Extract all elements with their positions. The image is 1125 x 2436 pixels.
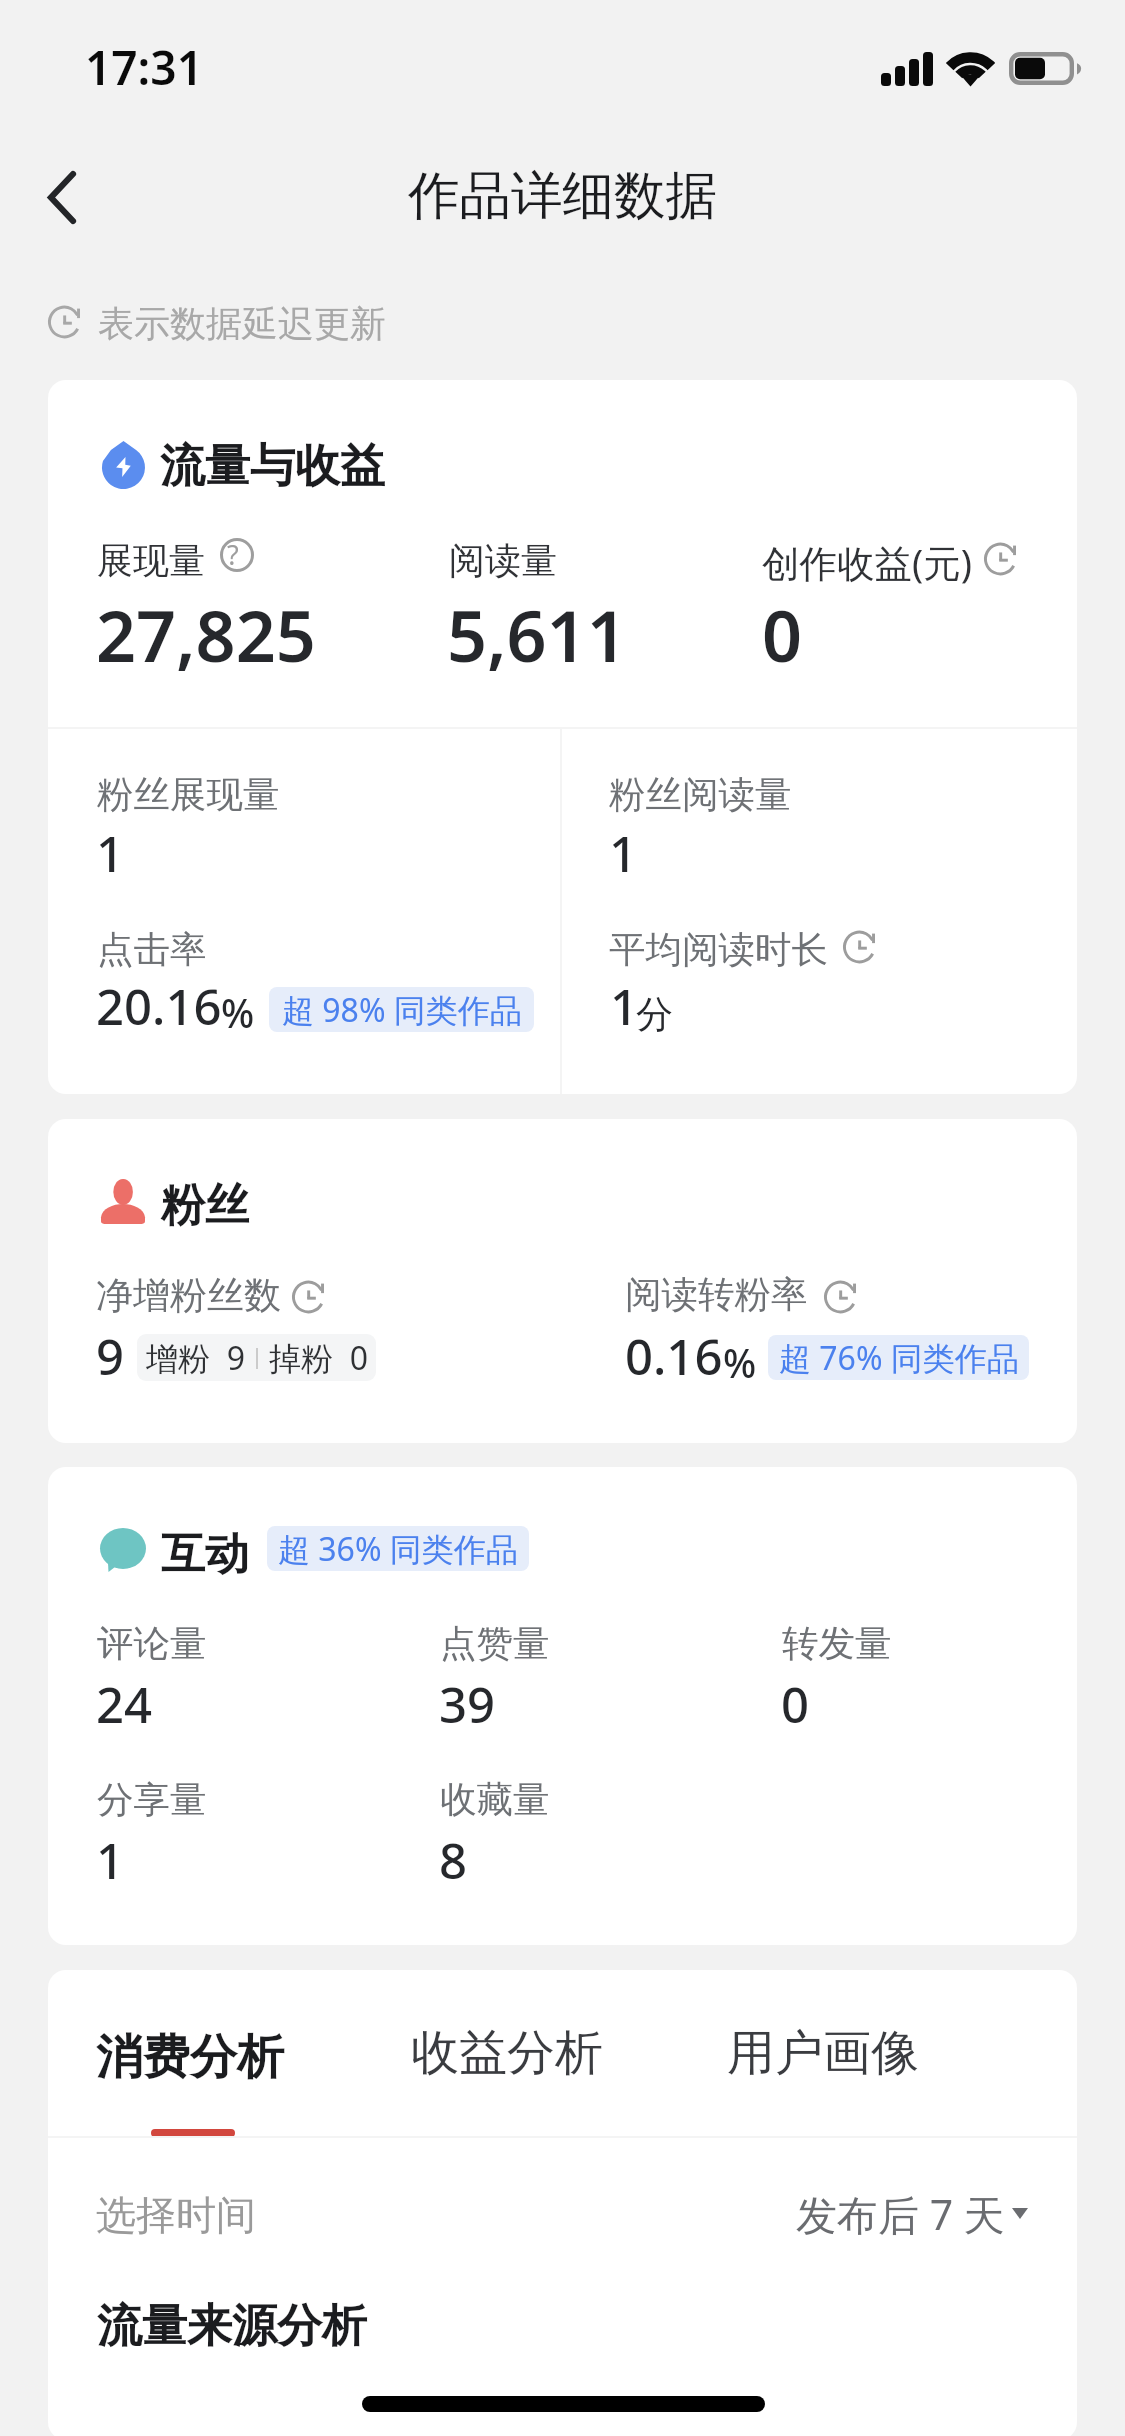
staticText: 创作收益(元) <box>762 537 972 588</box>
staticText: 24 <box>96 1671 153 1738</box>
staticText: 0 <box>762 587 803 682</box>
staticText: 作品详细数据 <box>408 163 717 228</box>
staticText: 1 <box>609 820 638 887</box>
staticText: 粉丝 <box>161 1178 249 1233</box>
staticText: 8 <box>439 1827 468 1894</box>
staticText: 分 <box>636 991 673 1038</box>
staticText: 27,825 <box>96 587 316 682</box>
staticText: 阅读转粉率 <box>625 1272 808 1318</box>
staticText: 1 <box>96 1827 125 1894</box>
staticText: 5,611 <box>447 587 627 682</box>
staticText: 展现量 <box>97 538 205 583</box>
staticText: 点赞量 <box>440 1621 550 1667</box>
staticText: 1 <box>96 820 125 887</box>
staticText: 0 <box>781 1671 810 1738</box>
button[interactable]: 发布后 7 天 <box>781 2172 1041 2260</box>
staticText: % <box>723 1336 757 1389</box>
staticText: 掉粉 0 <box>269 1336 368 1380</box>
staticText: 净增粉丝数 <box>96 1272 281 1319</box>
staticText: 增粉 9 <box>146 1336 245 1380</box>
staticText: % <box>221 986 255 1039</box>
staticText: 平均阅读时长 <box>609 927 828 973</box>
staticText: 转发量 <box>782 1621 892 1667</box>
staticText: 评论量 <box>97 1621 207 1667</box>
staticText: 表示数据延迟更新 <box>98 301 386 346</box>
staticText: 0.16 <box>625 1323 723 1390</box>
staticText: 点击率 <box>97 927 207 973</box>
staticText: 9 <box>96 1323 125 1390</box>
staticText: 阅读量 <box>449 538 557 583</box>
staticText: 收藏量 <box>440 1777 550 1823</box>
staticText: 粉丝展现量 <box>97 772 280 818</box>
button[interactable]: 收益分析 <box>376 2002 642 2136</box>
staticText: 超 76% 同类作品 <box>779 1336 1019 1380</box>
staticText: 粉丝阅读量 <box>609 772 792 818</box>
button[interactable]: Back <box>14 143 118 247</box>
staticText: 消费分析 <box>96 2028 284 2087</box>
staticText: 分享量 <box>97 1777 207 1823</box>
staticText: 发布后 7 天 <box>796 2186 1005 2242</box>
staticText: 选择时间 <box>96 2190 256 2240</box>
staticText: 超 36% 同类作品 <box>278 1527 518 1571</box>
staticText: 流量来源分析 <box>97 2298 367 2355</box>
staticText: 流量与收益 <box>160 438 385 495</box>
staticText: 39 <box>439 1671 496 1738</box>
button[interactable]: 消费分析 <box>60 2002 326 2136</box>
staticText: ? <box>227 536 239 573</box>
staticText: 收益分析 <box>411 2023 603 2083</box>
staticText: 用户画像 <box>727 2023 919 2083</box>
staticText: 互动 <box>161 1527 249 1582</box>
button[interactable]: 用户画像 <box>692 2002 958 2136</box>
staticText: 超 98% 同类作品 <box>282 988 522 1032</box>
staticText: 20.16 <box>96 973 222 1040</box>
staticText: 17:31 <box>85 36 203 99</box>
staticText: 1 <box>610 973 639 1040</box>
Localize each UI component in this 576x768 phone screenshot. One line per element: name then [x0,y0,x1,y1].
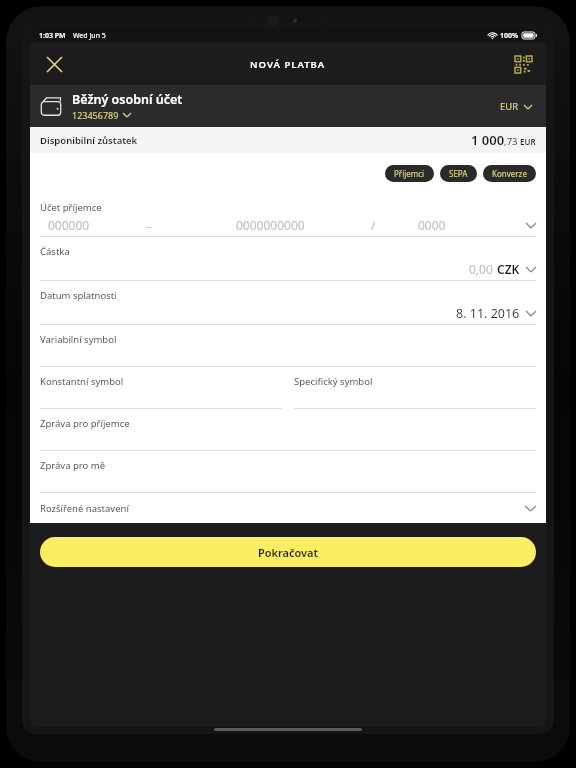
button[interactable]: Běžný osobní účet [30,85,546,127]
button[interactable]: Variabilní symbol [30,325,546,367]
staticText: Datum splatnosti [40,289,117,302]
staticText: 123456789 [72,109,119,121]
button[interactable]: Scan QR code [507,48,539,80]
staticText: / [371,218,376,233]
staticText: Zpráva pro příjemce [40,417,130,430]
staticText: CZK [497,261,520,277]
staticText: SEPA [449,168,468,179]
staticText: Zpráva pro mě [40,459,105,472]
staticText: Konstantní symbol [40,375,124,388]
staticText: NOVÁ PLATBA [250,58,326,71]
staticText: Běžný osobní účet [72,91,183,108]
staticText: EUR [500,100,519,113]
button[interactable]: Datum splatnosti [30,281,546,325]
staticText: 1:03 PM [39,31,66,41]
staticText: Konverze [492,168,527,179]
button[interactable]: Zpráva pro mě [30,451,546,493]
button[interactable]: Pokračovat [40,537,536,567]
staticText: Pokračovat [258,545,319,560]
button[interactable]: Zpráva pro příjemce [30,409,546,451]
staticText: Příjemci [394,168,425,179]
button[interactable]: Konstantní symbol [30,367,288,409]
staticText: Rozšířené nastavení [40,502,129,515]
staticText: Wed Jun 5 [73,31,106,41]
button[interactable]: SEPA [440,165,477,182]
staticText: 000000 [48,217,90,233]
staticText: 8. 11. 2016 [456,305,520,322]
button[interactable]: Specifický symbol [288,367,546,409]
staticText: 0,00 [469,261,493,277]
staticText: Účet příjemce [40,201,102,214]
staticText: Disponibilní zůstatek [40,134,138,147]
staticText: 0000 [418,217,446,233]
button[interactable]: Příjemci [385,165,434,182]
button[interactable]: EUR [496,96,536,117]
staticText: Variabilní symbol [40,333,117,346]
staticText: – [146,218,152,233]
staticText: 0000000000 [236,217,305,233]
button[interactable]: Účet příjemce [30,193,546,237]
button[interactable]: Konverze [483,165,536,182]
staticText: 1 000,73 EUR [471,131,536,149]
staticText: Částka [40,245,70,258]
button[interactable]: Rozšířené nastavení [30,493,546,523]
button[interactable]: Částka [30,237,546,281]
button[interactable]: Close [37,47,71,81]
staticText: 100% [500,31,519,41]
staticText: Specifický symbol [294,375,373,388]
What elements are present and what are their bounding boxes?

# # # # # # #

◆ Given exercise: Please pull out the lines from the one containing "button[interactable]: Běžný osobní" up to and including the one containing "staticText: Příjemci [394,168,425,179]", and reproduce them without any change.

◆ Written solution:
button[interactable]: Běžný osobní účet [30,85,546,127]
button[interactable]: Variabilní symbol [30,325,546,367]
staticText: Datum splatnosti [40,289,117,302]
staticText: 123456789 [72,109,119,121]
button[interactable]: Scan QR code [507,48,539,80]
staticText: / [371,218,376,233]
staticText: Zpráva pro příjemce [40,417,130,430]
staticText: CZK [497,261,520,277]
staticText: SEPA [449,168,468,179]
staticText: Zpráva pro mě [40,459,105,472]
staticText: Konstantní symbol [40,375,124,388]
staticText: NOVÁ PLATBA [250,58,326,71]
staticText: Běžný osobní účet [72,91,183,108]
staticText: EUR [500,100,519,113]
button[interactable]: Datum splatnosti [30,281,546,325]
staticText: 1:03 PM [39,31,66,41]
staticText: Konverze [492,168,527,179]
button[interactable]: Zpráva pro mě [30,451,546,493]
button[interactable]: Pokračovat [40,537,536,567]
staticText: Pokračovat [258,545,319,560]
button[interactable]: Zpráva pro příjemce [30,409,546,451]
staticText: Příjemci [394,168,425,179]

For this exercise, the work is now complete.